_GIVEN DATA:_
▬▬▬▬▬▬
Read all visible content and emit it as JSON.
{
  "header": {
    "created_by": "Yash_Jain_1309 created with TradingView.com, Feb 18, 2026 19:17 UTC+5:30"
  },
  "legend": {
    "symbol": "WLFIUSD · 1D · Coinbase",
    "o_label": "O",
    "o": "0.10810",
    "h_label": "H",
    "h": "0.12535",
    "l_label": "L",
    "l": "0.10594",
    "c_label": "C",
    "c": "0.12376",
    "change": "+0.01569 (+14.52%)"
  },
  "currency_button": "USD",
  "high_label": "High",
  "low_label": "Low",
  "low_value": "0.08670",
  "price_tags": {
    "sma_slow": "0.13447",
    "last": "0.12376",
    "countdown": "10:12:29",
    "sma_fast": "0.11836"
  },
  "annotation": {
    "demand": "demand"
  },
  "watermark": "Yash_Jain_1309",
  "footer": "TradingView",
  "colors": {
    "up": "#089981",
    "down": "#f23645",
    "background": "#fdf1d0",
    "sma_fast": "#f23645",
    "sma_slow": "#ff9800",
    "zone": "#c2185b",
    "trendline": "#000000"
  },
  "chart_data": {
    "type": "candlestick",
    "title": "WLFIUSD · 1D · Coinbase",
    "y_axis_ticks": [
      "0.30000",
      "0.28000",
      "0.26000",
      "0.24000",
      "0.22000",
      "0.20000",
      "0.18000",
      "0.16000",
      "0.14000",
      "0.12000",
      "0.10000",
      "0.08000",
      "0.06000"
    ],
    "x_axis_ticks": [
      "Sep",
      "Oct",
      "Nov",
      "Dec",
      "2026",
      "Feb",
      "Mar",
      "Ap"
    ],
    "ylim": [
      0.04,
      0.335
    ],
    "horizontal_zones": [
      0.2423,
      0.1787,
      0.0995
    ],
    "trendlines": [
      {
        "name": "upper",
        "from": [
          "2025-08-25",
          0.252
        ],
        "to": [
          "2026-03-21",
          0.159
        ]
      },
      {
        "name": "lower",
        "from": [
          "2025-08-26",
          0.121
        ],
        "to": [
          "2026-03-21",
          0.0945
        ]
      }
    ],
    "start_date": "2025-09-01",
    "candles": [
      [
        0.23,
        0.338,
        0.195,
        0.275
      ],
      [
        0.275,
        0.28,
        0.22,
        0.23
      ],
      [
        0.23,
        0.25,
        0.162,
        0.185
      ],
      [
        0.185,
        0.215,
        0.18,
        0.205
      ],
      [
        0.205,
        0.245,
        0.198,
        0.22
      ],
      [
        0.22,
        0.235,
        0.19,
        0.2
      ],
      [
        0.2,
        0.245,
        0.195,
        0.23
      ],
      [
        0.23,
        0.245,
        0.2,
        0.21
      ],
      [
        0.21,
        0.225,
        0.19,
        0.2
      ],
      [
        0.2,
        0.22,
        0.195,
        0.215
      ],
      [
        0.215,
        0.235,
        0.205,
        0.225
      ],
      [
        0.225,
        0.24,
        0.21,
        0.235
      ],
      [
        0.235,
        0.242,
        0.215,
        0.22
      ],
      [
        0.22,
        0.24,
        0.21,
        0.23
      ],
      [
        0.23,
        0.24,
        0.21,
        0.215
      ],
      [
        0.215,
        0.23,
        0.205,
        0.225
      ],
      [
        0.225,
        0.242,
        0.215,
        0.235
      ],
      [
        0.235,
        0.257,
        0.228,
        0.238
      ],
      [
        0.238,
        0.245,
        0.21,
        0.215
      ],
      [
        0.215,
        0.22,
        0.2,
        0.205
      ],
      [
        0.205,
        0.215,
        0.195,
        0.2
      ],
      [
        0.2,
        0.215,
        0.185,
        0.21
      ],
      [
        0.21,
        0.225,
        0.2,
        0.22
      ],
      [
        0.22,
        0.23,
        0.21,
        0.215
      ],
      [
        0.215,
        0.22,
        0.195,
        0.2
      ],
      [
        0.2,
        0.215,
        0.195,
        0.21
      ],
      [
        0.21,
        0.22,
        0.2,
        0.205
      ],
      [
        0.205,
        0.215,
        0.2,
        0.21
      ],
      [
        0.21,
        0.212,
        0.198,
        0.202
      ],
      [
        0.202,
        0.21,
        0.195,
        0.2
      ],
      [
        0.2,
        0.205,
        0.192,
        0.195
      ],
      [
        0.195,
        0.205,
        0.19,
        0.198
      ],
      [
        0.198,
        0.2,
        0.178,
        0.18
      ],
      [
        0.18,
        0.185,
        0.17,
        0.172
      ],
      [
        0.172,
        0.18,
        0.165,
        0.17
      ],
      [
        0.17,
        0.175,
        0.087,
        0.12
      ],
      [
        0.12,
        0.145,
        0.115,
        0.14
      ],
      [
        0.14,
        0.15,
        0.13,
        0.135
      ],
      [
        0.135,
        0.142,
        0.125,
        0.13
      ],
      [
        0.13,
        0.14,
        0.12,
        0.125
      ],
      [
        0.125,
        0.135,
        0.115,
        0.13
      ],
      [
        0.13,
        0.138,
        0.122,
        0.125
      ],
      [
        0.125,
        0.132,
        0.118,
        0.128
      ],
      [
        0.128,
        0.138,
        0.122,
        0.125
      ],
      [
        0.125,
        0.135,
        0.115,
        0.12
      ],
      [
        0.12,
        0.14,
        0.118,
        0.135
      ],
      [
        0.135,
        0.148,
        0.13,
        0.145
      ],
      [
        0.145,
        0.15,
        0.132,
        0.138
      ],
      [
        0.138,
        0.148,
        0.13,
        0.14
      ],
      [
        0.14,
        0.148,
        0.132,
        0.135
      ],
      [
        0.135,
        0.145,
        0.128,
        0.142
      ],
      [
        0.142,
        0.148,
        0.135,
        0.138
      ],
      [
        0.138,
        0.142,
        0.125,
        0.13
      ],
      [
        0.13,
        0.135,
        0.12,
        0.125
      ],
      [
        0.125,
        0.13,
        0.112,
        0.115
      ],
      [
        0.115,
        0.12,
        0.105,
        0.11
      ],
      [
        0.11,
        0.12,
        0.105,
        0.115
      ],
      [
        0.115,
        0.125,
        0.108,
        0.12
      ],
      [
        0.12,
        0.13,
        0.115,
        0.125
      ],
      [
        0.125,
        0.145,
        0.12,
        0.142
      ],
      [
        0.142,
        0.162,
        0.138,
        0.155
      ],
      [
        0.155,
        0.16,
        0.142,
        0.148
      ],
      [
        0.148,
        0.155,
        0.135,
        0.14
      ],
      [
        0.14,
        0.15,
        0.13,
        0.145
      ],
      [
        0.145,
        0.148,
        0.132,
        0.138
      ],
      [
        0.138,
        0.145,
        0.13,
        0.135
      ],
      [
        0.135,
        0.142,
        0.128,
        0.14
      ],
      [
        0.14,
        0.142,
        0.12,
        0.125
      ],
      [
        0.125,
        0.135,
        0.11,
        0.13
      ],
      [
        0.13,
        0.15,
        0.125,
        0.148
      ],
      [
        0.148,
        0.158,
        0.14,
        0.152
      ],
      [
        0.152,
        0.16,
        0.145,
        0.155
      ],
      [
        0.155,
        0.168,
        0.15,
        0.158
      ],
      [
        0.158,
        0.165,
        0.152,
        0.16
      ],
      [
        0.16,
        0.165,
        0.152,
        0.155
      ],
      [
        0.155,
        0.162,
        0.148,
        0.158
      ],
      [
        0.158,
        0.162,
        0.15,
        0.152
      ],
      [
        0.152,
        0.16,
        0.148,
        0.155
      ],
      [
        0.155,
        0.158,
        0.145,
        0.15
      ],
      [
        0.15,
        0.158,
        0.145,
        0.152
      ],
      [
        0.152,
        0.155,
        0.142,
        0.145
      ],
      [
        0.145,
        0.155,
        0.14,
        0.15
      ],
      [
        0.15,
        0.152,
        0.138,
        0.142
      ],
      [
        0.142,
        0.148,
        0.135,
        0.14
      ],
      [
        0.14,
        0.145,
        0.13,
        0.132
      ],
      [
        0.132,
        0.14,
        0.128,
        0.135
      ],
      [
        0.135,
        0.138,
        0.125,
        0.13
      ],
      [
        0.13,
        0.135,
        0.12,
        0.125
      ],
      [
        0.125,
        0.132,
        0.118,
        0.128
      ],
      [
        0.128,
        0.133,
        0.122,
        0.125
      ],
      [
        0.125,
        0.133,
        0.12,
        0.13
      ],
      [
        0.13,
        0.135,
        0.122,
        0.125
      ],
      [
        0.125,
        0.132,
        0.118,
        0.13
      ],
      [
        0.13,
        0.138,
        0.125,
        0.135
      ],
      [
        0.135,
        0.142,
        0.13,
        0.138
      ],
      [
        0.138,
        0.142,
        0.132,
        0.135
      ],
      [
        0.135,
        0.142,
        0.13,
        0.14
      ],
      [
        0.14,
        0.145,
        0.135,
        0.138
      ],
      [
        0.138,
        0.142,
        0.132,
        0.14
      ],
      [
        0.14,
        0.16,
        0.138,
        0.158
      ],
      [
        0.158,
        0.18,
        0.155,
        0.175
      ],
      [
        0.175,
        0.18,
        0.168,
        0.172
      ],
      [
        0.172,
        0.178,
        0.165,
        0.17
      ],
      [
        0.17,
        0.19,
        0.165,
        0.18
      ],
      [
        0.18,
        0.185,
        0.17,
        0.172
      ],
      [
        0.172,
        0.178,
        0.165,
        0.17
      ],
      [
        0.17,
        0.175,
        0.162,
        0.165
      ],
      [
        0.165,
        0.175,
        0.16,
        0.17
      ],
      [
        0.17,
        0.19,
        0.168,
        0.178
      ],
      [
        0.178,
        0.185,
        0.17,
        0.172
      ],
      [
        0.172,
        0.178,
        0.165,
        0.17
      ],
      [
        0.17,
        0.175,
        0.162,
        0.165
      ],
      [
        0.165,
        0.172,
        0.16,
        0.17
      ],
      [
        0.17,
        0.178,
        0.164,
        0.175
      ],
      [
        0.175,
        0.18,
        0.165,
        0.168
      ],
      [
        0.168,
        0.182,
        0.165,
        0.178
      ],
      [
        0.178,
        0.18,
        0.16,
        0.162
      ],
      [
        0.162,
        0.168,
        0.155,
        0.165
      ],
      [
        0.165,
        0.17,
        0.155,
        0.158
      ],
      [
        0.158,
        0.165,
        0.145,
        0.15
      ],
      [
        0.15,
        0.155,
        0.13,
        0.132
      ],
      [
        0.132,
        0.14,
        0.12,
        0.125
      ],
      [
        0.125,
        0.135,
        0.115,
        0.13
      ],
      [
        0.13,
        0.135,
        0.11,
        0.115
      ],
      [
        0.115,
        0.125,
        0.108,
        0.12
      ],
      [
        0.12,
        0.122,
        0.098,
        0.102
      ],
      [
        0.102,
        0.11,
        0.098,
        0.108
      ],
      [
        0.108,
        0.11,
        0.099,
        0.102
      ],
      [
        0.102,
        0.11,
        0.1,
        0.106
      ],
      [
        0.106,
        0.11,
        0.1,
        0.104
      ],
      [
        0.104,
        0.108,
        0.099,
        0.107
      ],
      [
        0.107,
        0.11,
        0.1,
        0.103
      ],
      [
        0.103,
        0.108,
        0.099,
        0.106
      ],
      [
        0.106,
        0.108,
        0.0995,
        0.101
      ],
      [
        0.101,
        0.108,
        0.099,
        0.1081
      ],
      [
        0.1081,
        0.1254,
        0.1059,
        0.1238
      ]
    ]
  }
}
▬▬▬▬▬▬
_YOUR GOAL:_ From the listing above, pick out every line containing "Coinbase".

_EXPECTED OUTPUT:_
    "symbol": "WLFIUSD · 1D · Coinbase",
    "title": "WLFIUSD · 1D · Coinbase",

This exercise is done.